→ PROBLEM DETAILS
Quote the entries word for word. Omit the pictures.

##### EXTRACTED DATA #####

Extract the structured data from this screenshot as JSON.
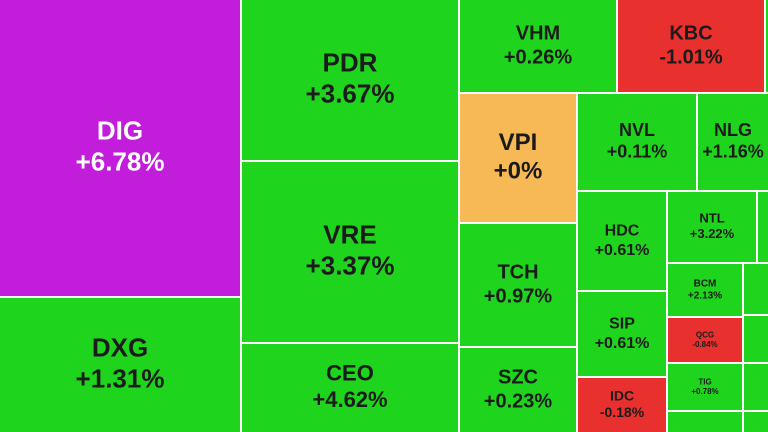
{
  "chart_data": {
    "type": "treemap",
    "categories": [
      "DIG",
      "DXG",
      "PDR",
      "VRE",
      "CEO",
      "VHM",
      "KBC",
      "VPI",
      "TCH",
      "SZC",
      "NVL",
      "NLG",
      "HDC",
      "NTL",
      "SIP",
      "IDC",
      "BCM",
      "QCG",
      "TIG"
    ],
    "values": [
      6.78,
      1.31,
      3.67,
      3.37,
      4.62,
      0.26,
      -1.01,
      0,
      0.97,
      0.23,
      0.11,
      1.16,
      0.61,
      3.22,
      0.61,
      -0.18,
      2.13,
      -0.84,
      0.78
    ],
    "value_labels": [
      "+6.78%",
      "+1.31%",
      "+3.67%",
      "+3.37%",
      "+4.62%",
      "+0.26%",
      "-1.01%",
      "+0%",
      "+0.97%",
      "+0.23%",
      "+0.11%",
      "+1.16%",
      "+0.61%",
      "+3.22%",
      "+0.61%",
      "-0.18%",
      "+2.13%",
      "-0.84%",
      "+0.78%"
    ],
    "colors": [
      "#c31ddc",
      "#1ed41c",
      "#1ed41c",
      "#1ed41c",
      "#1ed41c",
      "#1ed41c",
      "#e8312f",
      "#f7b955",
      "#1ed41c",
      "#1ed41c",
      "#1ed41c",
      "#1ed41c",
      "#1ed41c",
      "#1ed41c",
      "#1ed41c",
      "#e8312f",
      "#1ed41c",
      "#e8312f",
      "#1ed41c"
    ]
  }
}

#####

→ ANSWER TO THIS PROBLEM
Extract the structured data from this screenshot as JSON.
{
  "chart_data": {
    "type": "treemap",
    "categories": [
      "DIG",
      "DXG",
      "PDR",
      "VRE",
      "CEO",
      "VHM",
      "KBC",
      "VPI",
      "TCH",
      "SZC",
      "NVL",
      "NLG",
      "HDC",
      "NTL",
      "SIP",
      "IDC",
      "BCM",
      "QCG",
      "TIG"
    ],
    "values": [
      6.78,
      1.31,
      3.67,
      3.37,
      4.62,
      0.26,
      -1.01,
      0,
      0.97,
      0.23,
      0.11,
      1.16,
      0.61,
      3.22,
      0.61,
      -0.18,
      2.13,
      -0.84,
      0.78
    ],
    "value_labels": [
      "+6.78%",
      "+1.31%",
      "+3.67%",
      "+3.37%",
      "+4.62%",
      "+0.26%",
      "-1.01%",
      "+0%",
      "+0.97%",
      "+0.23%",
      "+0.11%",
      "+1.16%",
      "+0.61%",
      "+3.22%",
      "+0.61%",
      "-0.18%",
      "+2.13%",
      "-0.84%",
      "+0.78%"
    ],
    "colors": [
      "#c31ddc",
      "#1ed41c",
      "#1ed41c",
      "#1ed41c",
      "#1ed41c",
      "#1ed41c",
      "#e8312f",
      "#f7b955",
      "#1ed41c",
      "#1ed41c",
      "#1ed41c",
      "#1ed41c",
      "#1ed41c",
      "#1ed41c",
      "#1ed41c",
      "#e8312f",
      "#1ed41c",
      "#e8312f",
      "#1ed41c"
    ]
  }
}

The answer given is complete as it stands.